- TASK PROMPT: Where a line holds "Morning", copy it.

- SUPPLIED DATA:

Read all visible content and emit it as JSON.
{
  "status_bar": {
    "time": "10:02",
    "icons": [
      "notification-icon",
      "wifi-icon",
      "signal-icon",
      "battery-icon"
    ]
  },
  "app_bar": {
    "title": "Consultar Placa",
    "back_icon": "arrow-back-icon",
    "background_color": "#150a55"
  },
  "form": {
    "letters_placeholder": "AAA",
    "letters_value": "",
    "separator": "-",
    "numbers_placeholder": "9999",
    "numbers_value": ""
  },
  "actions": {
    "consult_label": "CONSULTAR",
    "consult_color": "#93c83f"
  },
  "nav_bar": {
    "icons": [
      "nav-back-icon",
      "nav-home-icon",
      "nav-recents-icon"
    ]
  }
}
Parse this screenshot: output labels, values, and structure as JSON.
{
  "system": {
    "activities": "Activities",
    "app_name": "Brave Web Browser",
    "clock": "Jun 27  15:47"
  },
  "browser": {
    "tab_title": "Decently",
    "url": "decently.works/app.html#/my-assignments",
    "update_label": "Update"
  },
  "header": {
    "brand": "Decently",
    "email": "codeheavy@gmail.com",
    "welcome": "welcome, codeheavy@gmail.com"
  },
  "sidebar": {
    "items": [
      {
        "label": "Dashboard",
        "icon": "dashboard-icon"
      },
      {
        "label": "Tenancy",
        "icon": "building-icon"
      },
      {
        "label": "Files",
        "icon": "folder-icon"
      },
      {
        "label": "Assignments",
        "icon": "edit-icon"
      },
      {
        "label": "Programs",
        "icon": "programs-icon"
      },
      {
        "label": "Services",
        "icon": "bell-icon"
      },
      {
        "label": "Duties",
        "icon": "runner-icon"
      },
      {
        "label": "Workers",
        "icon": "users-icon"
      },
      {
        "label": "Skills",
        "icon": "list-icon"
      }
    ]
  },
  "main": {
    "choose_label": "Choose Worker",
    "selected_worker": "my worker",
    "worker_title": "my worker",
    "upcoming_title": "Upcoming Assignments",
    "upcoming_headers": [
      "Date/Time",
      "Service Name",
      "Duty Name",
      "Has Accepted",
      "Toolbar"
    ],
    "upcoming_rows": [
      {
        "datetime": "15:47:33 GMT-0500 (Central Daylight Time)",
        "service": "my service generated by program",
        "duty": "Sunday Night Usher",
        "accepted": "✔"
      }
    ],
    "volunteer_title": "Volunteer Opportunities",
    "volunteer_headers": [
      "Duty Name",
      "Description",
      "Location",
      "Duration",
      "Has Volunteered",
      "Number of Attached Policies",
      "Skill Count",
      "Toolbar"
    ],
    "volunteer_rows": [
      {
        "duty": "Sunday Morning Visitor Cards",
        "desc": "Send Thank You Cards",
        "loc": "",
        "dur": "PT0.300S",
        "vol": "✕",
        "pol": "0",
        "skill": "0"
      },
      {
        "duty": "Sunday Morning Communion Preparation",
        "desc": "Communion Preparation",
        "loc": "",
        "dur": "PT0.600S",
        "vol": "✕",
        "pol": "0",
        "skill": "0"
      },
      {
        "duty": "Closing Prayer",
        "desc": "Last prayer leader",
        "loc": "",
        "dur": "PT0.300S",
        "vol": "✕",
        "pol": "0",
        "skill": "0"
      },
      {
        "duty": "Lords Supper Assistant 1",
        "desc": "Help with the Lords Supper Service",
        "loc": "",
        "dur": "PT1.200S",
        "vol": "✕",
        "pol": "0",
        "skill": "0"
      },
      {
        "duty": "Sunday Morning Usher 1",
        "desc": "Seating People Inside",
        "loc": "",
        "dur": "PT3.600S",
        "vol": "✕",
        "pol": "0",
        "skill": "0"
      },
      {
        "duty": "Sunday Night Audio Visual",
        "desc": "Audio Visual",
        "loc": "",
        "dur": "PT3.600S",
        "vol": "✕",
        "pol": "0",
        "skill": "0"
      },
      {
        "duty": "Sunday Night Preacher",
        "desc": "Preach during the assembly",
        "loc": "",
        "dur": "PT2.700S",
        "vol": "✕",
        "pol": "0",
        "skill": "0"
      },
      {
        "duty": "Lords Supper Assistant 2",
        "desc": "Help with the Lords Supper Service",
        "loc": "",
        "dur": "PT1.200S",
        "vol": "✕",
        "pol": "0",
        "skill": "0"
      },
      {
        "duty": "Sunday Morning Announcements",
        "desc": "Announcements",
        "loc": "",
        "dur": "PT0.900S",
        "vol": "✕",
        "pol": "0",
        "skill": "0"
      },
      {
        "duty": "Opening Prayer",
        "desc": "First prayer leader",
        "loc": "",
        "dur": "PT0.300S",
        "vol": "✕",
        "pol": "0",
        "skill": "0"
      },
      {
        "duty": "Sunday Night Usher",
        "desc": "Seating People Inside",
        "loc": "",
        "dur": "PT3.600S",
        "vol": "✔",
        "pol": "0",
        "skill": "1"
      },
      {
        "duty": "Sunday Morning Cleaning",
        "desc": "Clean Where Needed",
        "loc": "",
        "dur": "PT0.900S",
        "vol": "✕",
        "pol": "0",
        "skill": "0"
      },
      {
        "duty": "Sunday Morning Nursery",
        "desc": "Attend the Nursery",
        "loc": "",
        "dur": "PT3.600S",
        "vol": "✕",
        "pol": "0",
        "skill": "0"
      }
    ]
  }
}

- TASK ANSWER:
        "duty": "Sunday Morning Visitor Cards",
        "duty": "Sunday Morning Communion Preparation",
        "duty": "Sunday Morning Usher 1",
        "duty": "Sunday Morning Announcements",
        "duty": "Sunday Morning Cleaning",
        "duty": "Sunday Morning Nursery",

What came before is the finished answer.